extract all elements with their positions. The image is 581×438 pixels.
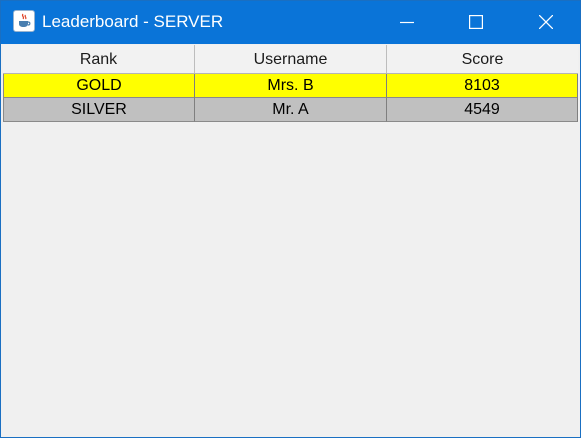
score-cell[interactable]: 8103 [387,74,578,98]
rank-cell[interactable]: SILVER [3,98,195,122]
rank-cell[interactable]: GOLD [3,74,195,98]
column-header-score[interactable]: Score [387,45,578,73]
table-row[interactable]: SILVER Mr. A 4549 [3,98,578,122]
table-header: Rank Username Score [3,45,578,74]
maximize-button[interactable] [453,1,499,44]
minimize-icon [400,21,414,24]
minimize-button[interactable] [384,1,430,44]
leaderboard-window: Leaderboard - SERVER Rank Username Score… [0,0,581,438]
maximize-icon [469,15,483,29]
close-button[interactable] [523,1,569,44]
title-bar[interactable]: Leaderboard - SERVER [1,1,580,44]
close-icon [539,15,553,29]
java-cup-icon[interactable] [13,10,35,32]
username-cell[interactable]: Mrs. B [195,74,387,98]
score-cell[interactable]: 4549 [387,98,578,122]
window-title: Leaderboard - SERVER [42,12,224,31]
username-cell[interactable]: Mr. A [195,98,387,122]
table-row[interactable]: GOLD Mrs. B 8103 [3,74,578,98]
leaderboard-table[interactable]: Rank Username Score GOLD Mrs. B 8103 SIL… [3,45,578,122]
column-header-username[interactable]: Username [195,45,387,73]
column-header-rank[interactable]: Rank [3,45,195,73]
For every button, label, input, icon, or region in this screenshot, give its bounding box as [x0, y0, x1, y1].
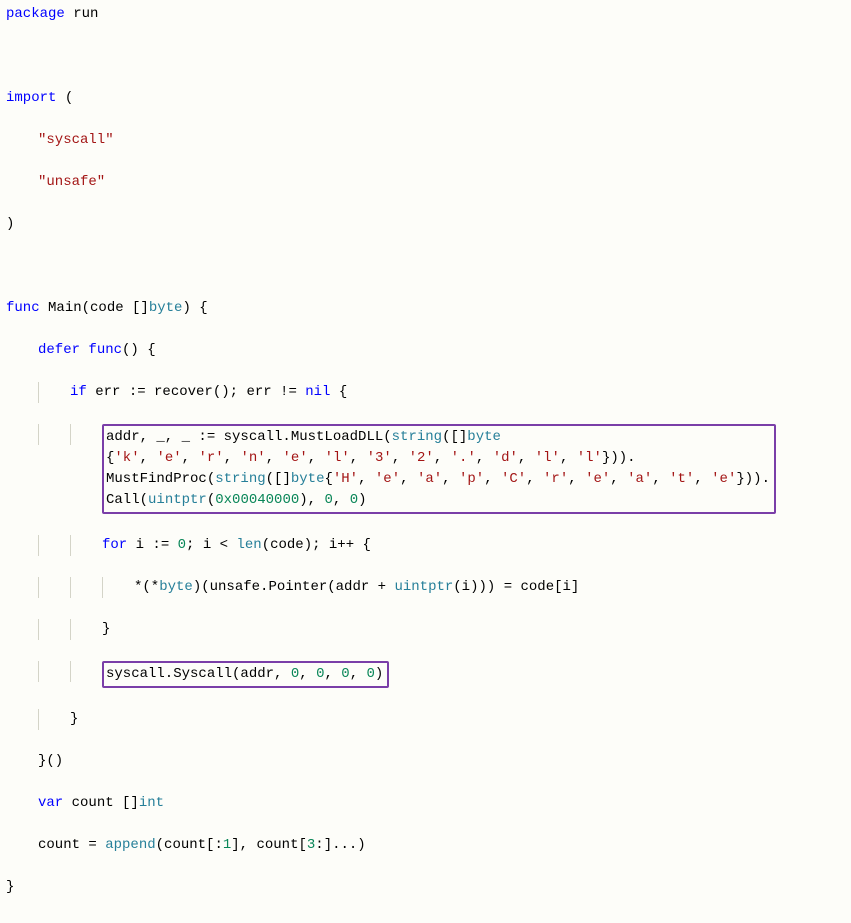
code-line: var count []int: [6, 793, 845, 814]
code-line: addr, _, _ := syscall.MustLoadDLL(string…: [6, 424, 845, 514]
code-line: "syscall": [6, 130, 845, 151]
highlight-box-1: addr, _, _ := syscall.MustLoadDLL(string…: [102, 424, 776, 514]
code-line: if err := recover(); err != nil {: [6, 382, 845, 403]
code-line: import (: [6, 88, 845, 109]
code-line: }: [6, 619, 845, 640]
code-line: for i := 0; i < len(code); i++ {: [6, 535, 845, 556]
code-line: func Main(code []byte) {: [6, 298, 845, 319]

━━━━━━━━━━━━━━━━━━━━━━━━━━━━━━

Reproduce the listing above verbatim, starting at its first line and stopping after the line that contains "For every button, label, input, icon, or". Omit the pictures from your reproduction.

extract all elements with their positions. The image is 581×438 pixels.
score-cell[interactable]: 8103 [387,74,578,98]
rank-cell[interactable]: SILVER [3,98,195,122]
rank-cell[interactable]: GOLD [3,74,195,98]
column-header-score[interactable]: Score [387,45,578,73]
table-row[interactable]: SILVER Mr. A 4549 [3,98,578,122]
table-header: Rank Username Score [3,45,578,74]
maximize-button[interactable] [453,1,499,44]
minimize-icon [400,21,414,24]
minimize-button[interactable] [384,1,430,44]
leaderboard-window: Leaderboard - SERVER Rank Username Score… [0,0,581,438]
maximize-icon [469,15,483,29]
close-button[interactable] [523,1,569,44]
title-bar[interactable]: Leaderboard - SERVER [1,1,580,44]
close-icon [539,15,553,29]
java-cup-icon[interactable] [13,10,35,32]
username-cell[interactable]: Mrs. B [195,74,387,98]
score-cell[interactable]: 4549 [387,98,578,122]
window-title: Leaderboard - SERVER [42,12,224,31]
username-cell[interactable]: Mr. A [195,98,387,122]
table-row[interactable]: GOLD Mrs. B 8103 [3,74,578,98]
leaderboard-table[interactable]: Rank Username Score GOLD Mrs. B 8103 SIL… [3,45,578,122]
column-header-username[interactable]: Username [195,45,387,73]
column-header-rank[interactable]: Rank [3,45,195,73]
For every button, label, input, icon, or region in this screenshot, give its bounding box as [x0, y0, x1, y1].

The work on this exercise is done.